** Set problem **
Copy the lines from the first one through the line holding "marker [395,407,401,413]", both included, keeping each exactly as it appears.

** Task data **
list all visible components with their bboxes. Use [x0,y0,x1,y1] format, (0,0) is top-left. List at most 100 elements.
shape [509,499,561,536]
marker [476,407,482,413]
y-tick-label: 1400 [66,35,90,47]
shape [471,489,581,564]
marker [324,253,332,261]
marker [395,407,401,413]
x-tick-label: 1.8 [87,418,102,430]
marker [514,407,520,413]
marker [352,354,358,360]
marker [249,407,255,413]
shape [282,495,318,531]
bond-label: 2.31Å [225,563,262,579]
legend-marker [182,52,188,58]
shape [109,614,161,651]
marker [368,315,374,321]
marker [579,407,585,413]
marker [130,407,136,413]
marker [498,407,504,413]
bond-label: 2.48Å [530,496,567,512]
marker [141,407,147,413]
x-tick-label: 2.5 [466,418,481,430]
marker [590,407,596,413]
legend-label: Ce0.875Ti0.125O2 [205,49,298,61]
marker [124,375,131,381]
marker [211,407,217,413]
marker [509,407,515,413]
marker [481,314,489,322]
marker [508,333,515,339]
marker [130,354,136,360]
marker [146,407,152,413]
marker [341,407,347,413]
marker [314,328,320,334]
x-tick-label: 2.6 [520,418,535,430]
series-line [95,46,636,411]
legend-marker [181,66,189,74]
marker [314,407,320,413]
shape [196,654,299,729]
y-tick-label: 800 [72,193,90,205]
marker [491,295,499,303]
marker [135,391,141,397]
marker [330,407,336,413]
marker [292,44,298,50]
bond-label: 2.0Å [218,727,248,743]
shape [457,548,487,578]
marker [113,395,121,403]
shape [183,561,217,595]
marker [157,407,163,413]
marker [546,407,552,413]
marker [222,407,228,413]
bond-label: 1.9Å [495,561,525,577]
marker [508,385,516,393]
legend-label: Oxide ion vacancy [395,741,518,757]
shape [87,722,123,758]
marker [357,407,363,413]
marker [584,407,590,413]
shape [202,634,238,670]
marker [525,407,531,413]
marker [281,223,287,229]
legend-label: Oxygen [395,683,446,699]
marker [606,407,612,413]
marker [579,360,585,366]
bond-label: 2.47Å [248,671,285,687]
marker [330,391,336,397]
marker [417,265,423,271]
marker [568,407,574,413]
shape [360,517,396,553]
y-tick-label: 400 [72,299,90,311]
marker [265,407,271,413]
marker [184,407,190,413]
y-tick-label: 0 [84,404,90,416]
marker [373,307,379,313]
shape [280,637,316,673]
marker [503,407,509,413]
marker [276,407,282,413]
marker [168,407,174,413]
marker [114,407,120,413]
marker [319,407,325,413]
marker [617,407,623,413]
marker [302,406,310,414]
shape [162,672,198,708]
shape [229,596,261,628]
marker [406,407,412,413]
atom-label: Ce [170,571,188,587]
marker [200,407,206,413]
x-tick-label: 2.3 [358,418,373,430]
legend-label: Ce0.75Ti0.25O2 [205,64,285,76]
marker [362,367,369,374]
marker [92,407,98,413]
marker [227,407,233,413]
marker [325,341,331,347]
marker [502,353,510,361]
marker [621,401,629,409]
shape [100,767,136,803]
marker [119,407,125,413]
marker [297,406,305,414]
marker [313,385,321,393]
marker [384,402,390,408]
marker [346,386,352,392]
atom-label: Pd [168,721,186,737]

** Full response **
list all visible components with their bboxes. Use [x0,y0,x1,y1] format, (0,0) is top-left. List at most 100 elements.
shape [509,499,561,536]
marker [476,407,482,413]
y-tick-label: 1400 [66,35,90,47]
shape [471,489,581,564]
marker [324,253,332,261]
marker [395,407,401,413]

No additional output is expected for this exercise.